Work required -> Your task is to write out the complete listing exactly as it is shown.

--

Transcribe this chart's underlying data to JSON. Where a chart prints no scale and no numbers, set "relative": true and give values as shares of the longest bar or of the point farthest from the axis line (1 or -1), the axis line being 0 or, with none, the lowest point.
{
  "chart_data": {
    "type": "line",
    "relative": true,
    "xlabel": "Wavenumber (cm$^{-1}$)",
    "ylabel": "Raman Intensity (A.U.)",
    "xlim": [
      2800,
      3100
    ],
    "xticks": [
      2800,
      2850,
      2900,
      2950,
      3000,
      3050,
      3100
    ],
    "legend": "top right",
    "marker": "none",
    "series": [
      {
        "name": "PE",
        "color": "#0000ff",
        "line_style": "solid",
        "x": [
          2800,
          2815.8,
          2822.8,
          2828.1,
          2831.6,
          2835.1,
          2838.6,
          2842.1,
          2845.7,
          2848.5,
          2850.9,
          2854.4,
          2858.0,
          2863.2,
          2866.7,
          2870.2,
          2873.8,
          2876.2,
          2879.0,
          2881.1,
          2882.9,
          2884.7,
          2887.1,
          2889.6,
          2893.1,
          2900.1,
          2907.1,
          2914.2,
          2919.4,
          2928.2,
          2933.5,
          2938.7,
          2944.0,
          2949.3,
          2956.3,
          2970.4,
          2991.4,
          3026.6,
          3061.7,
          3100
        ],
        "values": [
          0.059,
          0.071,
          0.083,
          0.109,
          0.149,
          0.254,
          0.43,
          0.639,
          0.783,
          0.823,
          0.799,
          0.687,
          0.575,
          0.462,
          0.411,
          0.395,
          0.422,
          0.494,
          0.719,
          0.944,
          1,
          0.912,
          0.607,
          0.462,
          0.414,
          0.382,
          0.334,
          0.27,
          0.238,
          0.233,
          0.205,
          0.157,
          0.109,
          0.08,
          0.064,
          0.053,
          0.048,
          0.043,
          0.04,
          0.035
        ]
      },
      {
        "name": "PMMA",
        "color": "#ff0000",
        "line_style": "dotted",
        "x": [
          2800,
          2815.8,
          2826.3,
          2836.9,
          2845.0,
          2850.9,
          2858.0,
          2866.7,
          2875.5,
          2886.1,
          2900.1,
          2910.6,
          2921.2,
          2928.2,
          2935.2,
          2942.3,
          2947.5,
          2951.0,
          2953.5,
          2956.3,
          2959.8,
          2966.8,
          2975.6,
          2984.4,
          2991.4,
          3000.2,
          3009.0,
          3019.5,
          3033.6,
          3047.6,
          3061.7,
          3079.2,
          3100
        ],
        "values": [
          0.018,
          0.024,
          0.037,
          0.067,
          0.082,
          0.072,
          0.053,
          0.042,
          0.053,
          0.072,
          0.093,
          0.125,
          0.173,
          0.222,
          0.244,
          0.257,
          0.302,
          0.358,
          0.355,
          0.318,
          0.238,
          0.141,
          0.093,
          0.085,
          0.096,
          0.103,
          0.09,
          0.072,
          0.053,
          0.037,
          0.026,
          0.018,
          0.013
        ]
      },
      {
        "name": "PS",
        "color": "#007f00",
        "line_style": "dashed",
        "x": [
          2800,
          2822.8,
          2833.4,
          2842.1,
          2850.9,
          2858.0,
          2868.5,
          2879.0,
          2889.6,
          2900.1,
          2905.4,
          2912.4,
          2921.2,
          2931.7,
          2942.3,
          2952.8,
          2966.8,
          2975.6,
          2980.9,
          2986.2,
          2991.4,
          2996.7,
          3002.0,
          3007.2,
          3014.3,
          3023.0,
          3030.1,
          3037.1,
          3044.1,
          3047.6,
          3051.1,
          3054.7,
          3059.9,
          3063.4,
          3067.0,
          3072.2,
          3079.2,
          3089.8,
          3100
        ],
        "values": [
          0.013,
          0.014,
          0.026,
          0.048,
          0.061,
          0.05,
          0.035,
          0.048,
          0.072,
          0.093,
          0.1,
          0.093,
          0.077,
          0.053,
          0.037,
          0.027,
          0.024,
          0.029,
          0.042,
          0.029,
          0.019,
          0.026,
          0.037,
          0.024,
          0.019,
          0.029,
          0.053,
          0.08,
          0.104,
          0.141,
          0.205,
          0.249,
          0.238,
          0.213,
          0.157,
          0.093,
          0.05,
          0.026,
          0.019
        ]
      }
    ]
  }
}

--

Complete response ->
Transcribe this chart's underlying data to JSON. Where a chart prints no scale and no numbers, set "relative": true and give values as shares of the longest bar or of the point farthest from the axis line (1 or -1), the axis line being 0 or, with none, the lowest point.
{
  "chart_data": {
    "type": "line",
    "relative": true,
    "xlabel": "Wavenumber (cm$^{-1}$)",
    "ylabel": "Raman Intensity (A.U.)",
    "xlim": [
      2800,
      3100
    ],
    "xticks": [
      2800,
      2850,
      2900,
      2950,
      3000,
      3050,
      3100
    ],
    "legend": "top right",
    "marker": "none",
    "series": [
      {
        "name": "PE",
        "color": "#0000ff",
        "line_style": "solid",
        "x": [
          2800,
          2815.8,
          2822.8,
          2828.1,
          2831.6,
          2835.1,
          2838.6,
          2842.1,
          2845.7,
          2848.5,
          2850.9,
          2854.4,
          2858.0,
          2863.2,
          2866.7,
          2870.2,
          2873.8,
          2876.2,
          2879.0,
          2881.1,
          2882.9,
          2884.7,
          2887.1,
          2889.6,
          2893.1,
          2900.1,
          2907.1,
          2914.2,
          2919.4,
          2928.2,
          2933.5,
          2938.7,
          2944.0,
          2949.3,
          2956.3,
          2970.4,
          2991.4,
          3026.6,
          3061.7,
          3100
        ],
        "values": [
          0.059,
          0.071,
          0.083,
          0.109,
          0.149,
          0.254,
          0.43,
          0.639,
          0.783,
          0.823,
          0.799,
          0.687,
          0.575,
          0.462,
          0.411,
          0.395,
          0.422,
          0.494,
          0.719,
          0.944,
          1,
          0.912,
          0.607,
          0.462,
          0.414,
          0.382,
          0.334,
          0.27,
          0.238,
          0.233,
          0.205,
          0.157,
          0.109,
          0.08,
          0.064,
          0.053,
          0.048,
          0.043,
          0.04,
          0.035
        ]
      },
      {
        "name": "PMMA",
        "color": "#ff0000",
        "line_style": "dotted",
        "x": [
          2800,
          2815.8,
          2826.3,
          2836.9,
          2845.0,
          2850.9,
          2858.0,
          2866.7,
          2875.5,
          2886.1,
          2900.1,
          2910.6,
          2921.2,
          2928.2,
          2935.2,
          2942.3,
          2947.5,
          2951.0,
          2953.5,
          2956.3,
          2959.8,
          2966.8,
          2975.6,
          2984.4,
          2991.4,
          3000.2,
          3009.0,
          3019.5,
          3033.6,
          3047.6,
          3061.7,
          3079.2,
          3100
        ],
        "values": [
          0.018,
          0.024,
          0.037,
          0.067,
          0.082,
          0.072,
          0.053,
          0.042,
          0.053,
          0.072,
          0.093,
          0.125,
          0.173,
          0.222,
          0.244,
          0.257,
          0.302,
          0.358,
          0.355,
          0.318,
          0.238,
          0.141,
          0.093,
          0.085,
          0.096,
          0.103,
          0.09,
          0.072,
          0.053,
          0.037,
          0.026,
          0.018,
          0.013
        ]
      },
      {
        "name": "PS",
        "color": "#007f00",
        "line_style": "dashed",
        "x": [
          2800,
          2822.8,
          2833.4,
          2842.1,
          2850.9,
          2858.0,
          2868.5,
          2879.0,
          2889.6,
          2900.1,
          2905.4,
          2912.4,
          2921.2,
          2931.7,
          2942.3,
          2952.8,
          2966.8,
          2975.6,
          2980.9,
          2986.2,
          2991.4,
          2996.7,
          3002.0,
          3007.2,
          3014.3,
          3023.0,
          3030.1,
          3037.1,
          3044.1,
          3047.6,
          3051.1,
          3054.7,
          3059.9,
          3063.4,
          3067.0,
          3072.2,
          3079.2,
          3089.8,
          3100
        ],
        "values": [
          0.013,
          0.014,
          0.026,
          0.048,
          0.061,
          0.05,
          0.035,
          0.048,
          0.072,
          0.093,
          0.1,
          0.093,
          0.077,
          0.053,
          0.037,
          0.027,
          0.024,
          0.029,
          0.042,
          0.029,
          0.019,
          0.026,
          0.037,
          0.024,
          0.019,
          0.029,
          0.053,
          0.08,
          0.104,
          0.141,
          0.205,
          0.249,
          0.238,
          0.213,
          0.157,
          0.093,
          0.05,
          0.026,
          0.019
        ]
      }
    ]
  }
}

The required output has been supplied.